Written problem - Please transcribe the records precisely; pictures stay out of your copy.
━━━ Records for processing ━━━
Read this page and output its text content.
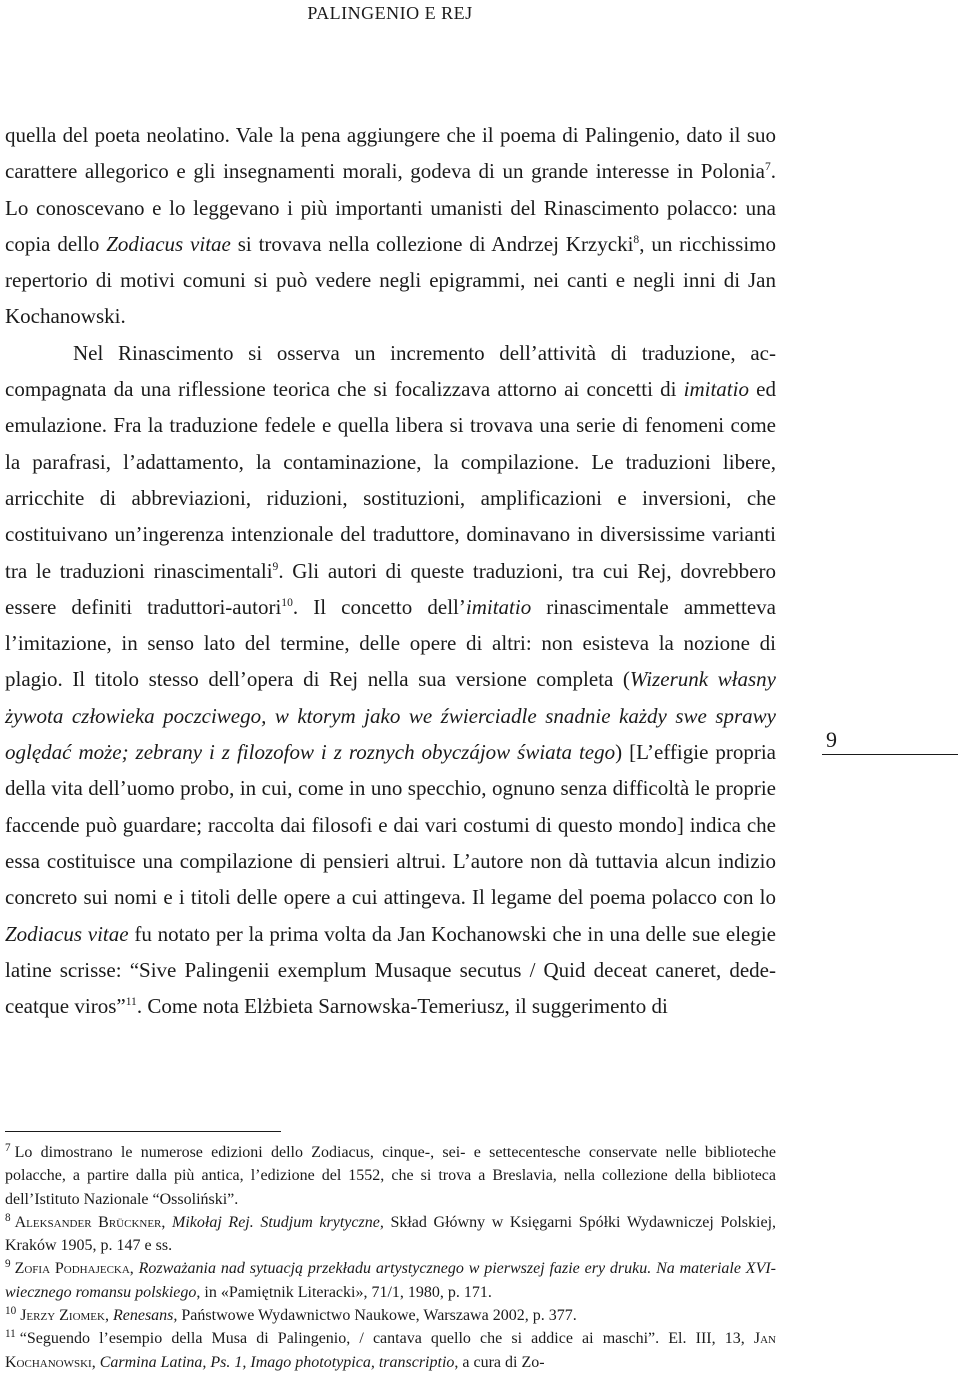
PALINGENIO E REJ

quella del poeta neolatino. Vale la pena aggiungere che il poema di Palingenio, dato il suo carattere allegorico e gli insegnamenti morali, godeva di un grande interesse in Polonia$^7$. Lo conoscevano e lo leggevano i più importanti umanisti del Rinascimento polacco: una copia dello Zodiacus vitae si trovava nella collezione di Andrzej Krzycki$^8$, un ricchissimo repertorio di motivi comuni si può vedere negli epigrammi, nei canti e negli inni di Jan Kochanowski.

Nel Rinascimento si osserva un incremento dell’attività di traduzione, accompagnata da una riflessione teorica che si focalizzava attorno ai concetti di imitatio ed emulazione. Fra la traduzione fedele e quella libera si trovava una serie di fenomeni come la parafrasi, l’adattamento, la contaminazione, la compilazione. Le traduzioni libere, arricchite di abbreviazioni, riduzioni, sostituzioni, amplificazioni e inversioni, che costituivano un’ingerenza intenzionale del traduttore, dominavano in diversissime varianti tra le traduzioni rinascimentali$^9$. Gli autori di queste traduzioni, tra cui Rej, dovrebbero essere definiti traduttori-autori$^{10}$. Il concetto dell’imitatio rinascimentale ammetteva l’imitazione, in senso lato del termine, delle opere di altri: non esisteva la nozione di plagio. Il titolo stesso dell’opera di Rej nella sua versione completa (Wizerunk własny żywota człowieka poczciwego, w ktorym jako we źwierciadle snadnie każdy swe sprawy oględać może; zebrany i z filozofow i z roznych obyczájow świata tego) [L’effigie propria della vita dell’uomo probo, in cui, come in uno specchio, ognuno senza difficoltà le proprie faccende può guardare; raccolta dai filosofi e dai vari costumi di questo mondo] indica che essa costituisce una compilazione di pensieri altrui. L’autore non dà tuttavia alcun indizio concreto sui nomi e i titoli delle opere a cui attingeva. Il legame del poema polacco con lo Zodiacus vitae fu notato per la prima volta da Jan Kochanowski che in una delle sue elegie latine scrisse: “Sive Palingenii exemplum Musaque secutus / Quid deceat caneret, dedeceatque viros”$^{11}$. Come nota Elżbieta Sarnowska-Temeriusz, il suggerimento di

9

$^7$ Lo dimostrano le numerose edizioni dello Zodiacus, cinque-, sei- e settecentesche conservate nelle biblioteche polacche, a partire dalla più antica, l’edizione del 1552, che si trova a Breslavia, nella collezione della biblioteca dell’Istituto Nazionale “Ossoliński”.

$^8$ Aleksander Brückner, Mikołaj Rej. Studjum krytyczne, Skład Główny w Księgarni Spółki Wydawniczej Polskiej, Kraków 1905, p. 147 e ss.

$^9$ Zofia Podhajecka, Rozważania nad sytuacją przekładu artystycznego w pierwszej fazie ery druku. Na materiale XVI-wiecznego romansu polskiego, in «Pamiętnik Literacki», 71/1, 1980, p. 171.

$^{10}$ Jerzy Ziomek, Renesans, Państwowe Wydawnictwo Naukowe, Warszawa 2002, p. 377.

$^{11}$ “Seguendo l’esempio della Musa di Palingenio, / cantava quello che si addice ai maschi”. El. III, 13, Jan Kochanowski, Carmina Latina, Ps. 1, Imago phototypica, transcriptio, a cura di Zo-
━━━
Written answer -
Read this page and output its text content.
PALINGENIO E REJ

quella del poeta neolatino. Vale la pena aggiungere che il poema di Palingenio, dato il suo carattere allegorico e gli insegnamenti morali, godeva di un grande interesse in Polonia$^7$. Lo conoscevano e lo leggevano i più importanti umanisti del Rinascimento polacco: una copia dello Zodiacus vitae si trovava nella collezione di Andrzej Krzycki$^8$, un ricchissimo repertorio di motivi comuni si può vedere negli epigrammi, nei canti e negli inni di Jan Kochanowski.

Nel Rinascimento si osserva un incremento dell’attività di traduzione, accompagnata da una riflessione teorica che si focalizzava attorno ai concetti di imitatio ed emulazione. Fra la traduzione fedele e quella libera si trovava una serie di fenomeni come la parafrasi, l’adattamento, la contaminazione, la compilazione. Le traduzioni libere, arricchite di abbreviazioni, riduzioni, sostituzioni, amplificazioni e inversioni, che costituivano un’ingerenza intenzionale del traduttore, dominavano in diversissime varianti tra le traduzioni rinascimentali$^9$. Gli autori di queste traduzioni, tra cui Rej, dovrebbero essere definiti traduttori-autori$^{10}$. Il concetto dell’imitatio rinascimentale ammetteva l’imitazione, in senso lato del termine, delle opere di altri: non esisteva la nozione di plagio. Il titolo stesso dell’opera di Rej nella sua versione completa (Wizerunk własny żywota człowieka poczciwego, w ktorym jako we źwierciadle snadnie każdy swe sprawy oględać może; zebrany i z filozofow i z roznych obyczájow świata tego) [L’effigie propria della vita dell’uomo probo, in cui, come in uno specchio, ognuno senza difficoltà le proprie faccende può guardare; raccolta dai filosofi e dai vari costumi di questo mondo] indica che essa costituisce una compilazione di pensieri altrui. L’autore non dà tuttavia alcun indizio concreto sui nomi e i titoli delle opere a cui attingeva. Il legame del poema polacco con lo Zodiacus vitae fu notato per la prima volta da Jan Kochanowski che in una delle sue elegie latine scrisse: “Sive Palingenii exemplum Musaque secutus / Quid deceat caneret, dedeceatque viros”$^{11}$. Come nota Elżbieta Sarnowska-Temeriusz, il suggerimento di

9

$^7$ Lo dimostrano le numerose edizioni dello Zodiacus, cinque-, sei- e settecentesche conservate nelle biblioteche polacche, a partire dalla più antica, l’edizione del 1552, che si trova a Breslavia, nella collezione della biblioteca dell’Istituto Nazionale “Ossoliński”.

$^8$ Aleksander Brückner, Mikołaj Rej. Studjum krytyczne, Skład Główny w Księgarni Spółki Wydawniczej Polskiej, Kraków 1905, p. 147 e ss.

$^9$ Zofia Podhajecka, Rozważania nad sytuacją przekładu artystycznego w pierwszej fazie ery druku. Na materiale XVI-wiecznego romansu polskiego, in «Pamiętnik Literacki», 71/1, 1980, p. 171.

$^{10}$ Jerzy Ziomek, Renesans, Państwowe Wydawnictwo Naukowe, Warszawa 2002, p. 377.

$^{11}$ “Seguendo l’esempio della Musa di Palingenio, / cantava quello che si addice ai maschi”. El. III, 13, Jan Kochanowski, Carmina Latina, Ps. 1, Imago phototypica, transcriptio, a cura di Zo-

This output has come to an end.